■ **Given instruction**: Report, word for word, every line of the material that contains "were".

(Data entries)
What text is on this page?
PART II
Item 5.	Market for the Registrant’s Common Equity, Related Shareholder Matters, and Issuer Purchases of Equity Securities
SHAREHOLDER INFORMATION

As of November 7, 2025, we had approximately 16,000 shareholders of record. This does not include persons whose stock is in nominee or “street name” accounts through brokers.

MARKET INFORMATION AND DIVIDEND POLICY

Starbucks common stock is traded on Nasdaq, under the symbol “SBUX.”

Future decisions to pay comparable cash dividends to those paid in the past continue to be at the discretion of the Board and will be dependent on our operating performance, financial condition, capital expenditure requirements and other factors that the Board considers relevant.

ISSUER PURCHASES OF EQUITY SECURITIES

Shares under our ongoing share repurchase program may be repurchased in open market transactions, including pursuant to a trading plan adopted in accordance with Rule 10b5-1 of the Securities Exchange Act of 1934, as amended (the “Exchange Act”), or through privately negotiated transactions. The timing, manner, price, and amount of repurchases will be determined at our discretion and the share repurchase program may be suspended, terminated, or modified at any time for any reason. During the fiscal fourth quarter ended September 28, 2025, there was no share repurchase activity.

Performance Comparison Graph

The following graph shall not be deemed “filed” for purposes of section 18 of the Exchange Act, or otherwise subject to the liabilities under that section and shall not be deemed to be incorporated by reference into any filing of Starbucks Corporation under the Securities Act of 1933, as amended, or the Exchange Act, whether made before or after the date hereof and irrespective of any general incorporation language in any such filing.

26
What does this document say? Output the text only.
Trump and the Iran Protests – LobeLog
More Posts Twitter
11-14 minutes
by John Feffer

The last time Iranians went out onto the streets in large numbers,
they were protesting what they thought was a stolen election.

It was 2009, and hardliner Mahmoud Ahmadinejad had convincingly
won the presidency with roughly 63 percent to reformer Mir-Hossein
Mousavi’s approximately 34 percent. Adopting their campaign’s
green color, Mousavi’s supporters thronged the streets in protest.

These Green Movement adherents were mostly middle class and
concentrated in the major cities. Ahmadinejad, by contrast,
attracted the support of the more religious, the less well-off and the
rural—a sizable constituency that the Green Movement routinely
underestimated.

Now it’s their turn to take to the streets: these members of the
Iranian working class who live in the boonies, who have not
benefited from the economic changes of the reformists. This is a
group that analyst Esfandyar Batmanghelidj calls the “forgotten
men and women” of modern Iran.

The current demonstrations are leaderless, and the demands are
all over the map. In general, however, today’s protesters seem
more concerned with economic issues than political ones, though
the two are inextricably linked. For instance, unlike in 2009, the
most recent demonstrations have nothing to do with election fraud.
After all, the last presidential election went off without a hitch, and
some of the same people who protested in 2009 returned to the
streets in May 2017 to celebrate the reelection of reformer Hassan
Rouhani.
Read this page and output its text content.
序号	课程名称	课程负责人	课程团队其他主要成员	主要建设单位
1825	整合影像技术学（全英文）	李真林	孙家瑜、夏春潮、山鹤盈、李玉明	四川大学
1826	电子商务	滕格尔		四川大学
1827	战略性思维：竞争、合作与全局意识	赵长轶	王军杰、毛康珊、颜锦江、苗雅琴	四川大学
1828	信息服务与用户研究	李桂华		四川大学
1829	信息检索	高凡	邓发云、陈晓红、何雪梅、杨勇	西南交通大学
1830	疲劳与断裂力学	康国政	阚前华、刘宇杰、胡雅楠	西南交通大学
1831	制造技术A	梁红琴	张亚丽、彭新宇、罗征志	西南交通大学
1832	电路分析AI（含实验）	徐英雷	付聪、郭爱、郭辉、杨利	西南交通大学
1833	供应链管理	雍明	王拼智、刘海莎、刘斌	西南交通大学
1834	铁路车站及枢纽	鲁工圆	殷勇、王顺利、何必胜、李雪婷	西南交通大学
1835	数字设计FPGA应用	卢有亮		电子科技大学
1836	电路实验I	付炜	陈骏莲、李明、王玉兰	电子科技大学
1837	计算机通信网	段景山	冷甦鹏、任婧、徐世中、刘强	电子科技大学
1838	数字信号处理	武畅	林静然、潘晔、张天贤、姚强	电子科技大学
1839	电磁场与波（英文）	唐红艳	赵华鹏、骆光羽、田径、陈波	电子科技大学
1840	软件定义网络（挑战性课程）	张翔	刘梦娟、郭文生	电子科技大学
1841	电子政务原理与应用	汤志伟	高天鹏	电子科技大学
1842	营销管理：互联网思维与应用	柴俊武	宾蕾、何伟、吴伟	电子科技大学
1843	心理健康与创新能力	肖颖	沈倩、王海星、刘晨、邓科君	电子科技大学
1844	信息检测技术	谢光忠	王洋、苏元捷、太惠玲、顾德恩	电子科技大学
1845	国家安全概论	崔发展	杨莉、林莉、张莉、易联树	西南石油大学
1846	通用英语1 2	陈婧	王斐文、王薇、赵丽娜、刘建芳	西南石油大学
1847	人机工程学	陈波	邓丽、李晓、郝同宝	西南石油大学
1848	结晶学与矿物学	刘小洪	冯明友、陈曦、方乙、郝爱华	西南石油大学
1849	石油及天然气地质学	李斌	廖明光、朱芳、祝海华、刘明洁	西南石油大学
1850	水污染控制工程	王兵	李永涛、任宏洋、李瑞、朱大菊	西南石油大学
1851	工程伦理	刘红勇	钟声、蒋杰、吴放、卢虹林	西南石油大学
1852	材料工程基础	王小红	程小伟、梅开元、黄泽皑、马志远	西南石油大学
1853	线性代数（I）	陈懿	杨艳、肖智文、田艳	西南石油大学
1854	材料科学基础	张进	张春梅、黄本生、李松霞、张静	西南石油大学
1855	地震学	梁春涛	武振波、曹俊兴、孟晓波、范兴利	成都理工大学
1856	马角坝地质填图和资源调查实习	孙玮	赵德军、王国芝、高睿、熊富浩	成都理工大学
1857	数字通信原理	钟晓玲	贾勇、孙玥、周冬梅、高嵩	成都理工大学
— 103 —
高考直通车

■ **Correct response**:
they were protesting what they thought was a stolen election.
These Green Movement adherents were mostly middle class and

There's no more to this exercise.